Repeat every record below exactly, omitting any pictures.

↓

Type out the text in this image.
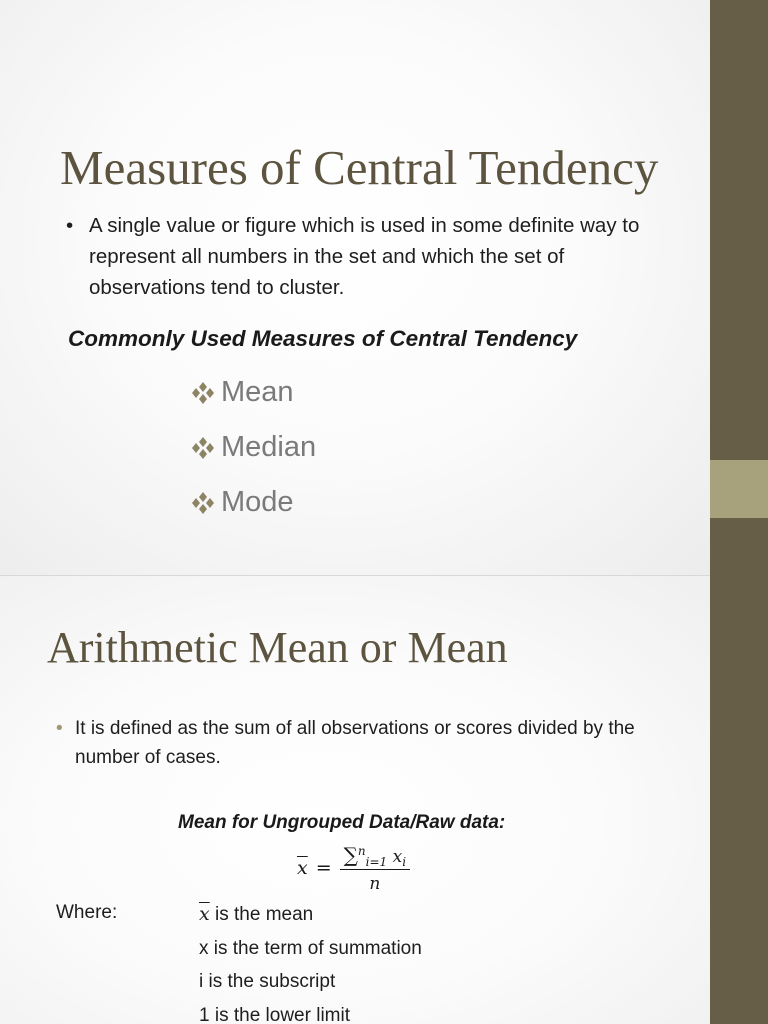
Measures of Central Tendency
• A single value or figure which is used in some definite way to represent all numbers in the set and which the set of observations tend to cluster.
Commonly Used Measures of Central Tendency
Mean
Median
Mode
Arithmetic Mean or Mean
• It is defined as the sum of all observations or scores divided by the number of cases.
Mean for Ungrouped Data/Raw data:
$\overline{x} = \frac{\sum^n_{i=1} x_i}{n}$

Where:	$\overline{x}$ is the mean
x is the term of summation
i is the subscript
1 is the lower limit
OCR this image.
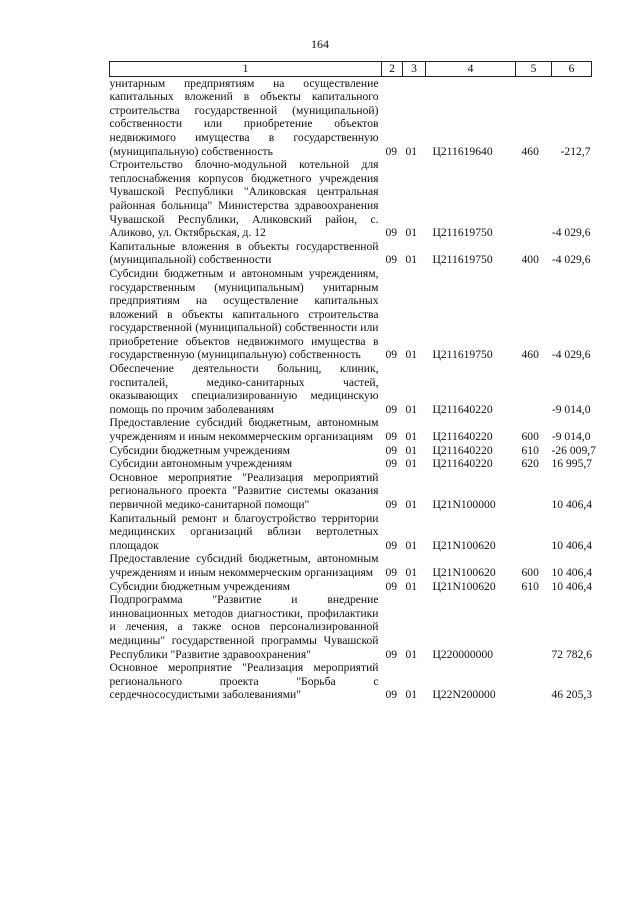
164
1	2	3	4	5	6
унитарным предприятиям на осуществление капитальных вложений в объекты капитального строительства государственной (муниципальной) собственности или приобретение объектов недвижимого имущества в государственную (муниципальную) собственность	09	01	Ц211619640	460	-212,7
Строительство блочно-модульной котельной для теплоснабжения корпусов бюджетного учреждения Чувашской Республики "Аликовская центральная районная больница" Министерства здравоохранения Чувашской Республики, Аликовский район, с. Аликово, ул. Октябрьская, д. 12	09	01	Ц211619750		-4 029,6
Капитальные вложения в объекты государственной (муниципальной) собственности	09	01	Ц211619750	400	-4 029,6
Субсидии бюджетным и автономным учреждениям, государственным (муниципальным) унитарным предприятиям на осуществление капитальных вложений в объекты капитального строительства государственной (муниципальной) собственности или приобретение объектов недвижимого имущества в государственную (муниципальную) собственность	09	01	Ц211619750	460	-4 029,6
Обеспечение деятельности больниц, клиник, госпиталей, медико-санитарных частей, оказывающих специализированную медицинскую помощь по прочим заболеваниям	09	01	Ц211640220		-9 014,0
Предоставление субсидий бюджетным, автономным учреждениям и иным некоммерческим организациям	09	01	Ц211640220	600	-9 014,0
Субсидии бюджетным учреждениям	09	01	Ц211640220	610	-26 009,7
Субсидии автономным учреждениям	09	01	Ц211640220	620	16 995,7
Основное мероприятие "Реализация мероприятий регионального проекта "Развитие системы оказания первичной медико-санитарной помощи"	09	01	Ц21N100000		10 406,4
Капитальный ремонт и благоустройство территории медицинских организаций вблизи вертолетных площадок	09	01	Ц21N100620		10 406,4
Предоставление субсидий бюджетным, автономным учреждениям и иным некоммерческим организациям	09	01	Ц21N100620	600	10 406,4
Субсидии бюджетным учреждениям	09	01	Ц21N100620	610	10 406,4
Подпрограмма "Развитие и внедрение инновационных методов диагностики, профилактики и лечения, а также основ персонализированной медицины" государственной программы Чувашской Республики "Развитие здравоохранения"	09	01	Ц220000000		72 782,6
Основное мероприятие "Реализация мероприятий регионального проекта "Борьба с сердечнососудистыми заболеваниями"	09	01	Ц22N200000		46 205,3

↑

Expected answer:
Type out the text in this image.
Measures of Central Tendency
• A single value or figure which is used in some definite way to represent all numbers in the set and which the set of observations tend to cluster.
Commonly Used Measures of Central Tendency
Mean
Median
Mode
Arithmetic Mean or Mean
• It is defined as the sum of all observations or scores divided by the number of cases.
Mean for Ungrouped Data/Raw data:
$\overline{x} = \frac{\sum^n_{i=1} x_i}{n}$

Where:	$\overline{x}$ is the mean
x is the term of summation
i is the subscript
1 is the lower limit
OCR this image.
164
1	2	3	4	5	6
унитарным предприятиям на осуществление капитальных вложений в объекты капитального строительства государственной (муниципальной) собственности или приобретение объектов недвижимого имущества в государственную (муниципальную) собственность	09	01	Ц211619640	460	-212,7
Строительство блочно-модульной котельной для теплоснабжения корпусов бюджетного учреждения Чувашской Республики "Аликовская центральная районная больница" Министерства здравоохранения Чувашской Республики, Аликовский район, с. Аликово, ул. Октябрьская, д. 12	09	01	Ц211619750		-4 029,6
Капитальные вложения в объекты государственной (муниципальной) собственности	09	01	Ц211619750	400	-4 029,6
Субсидии бюджетным и автономным учреждениям, государственным (муниципальным) унитарным предприятиям на осуществление капитальных вложений в объекты капитального строительства государственной (муниципальной) собственности или приобретение объектов недвижимого имущества в государственную (муниципальную) собственность	09	01	Ц211619750	460	-4 029,6
Обеспечение деятельности больниц, клиник, госпиталей, медико-санитарных частей, оказывающих специализированную медицинскую помощь по прочим заболеваниям	09	01	Ц211640220		-9 014,0
Предоставление субсидий бюджетным, автономным учреждениям и иным некоммерческим организациям	09	01	Ц211640220	600	-9 014,0
Субсидии бюджетным учреждениям	09	01	Ц211640220	610	-26 009,7
Субсидии автономным учреждениям	09	01	Ц211640220	620	16 995,7
Основное мероприятие "Реализация мероприятий регионального проекта "Развитие системы оказания первичной медико-санитарной помощи"	09	01	Ц21N100000		10 406,4
Капитальный ремонт и благоустройство территории медицинских организаций вблизи вертолетных площадок	09	01	Ц21N100620		10 406,4
Предоставление субсидий бюджетным, автономным учреждениям и иным некоммерческим организациям	09	01	Ц21N100620	600	10 406,4
Субсидии бюджетным учреждениям	09	01	Ц21N100620	610	10 406,4
Подпрограмма "Развитие и внедрение инновационных методов диагностики, профилактики и лечения, а также основ персонализированной медицины" государственной программы Чувашской Республики "Развитие здравоохранения"	09	01	Ц220000000		72 782,6
Основное мероприятие "Реализация мероприятий регионального проекта "Борьба с сердечнососудистыми заболеваниями"	09	01	Ц22N200000		46 205,3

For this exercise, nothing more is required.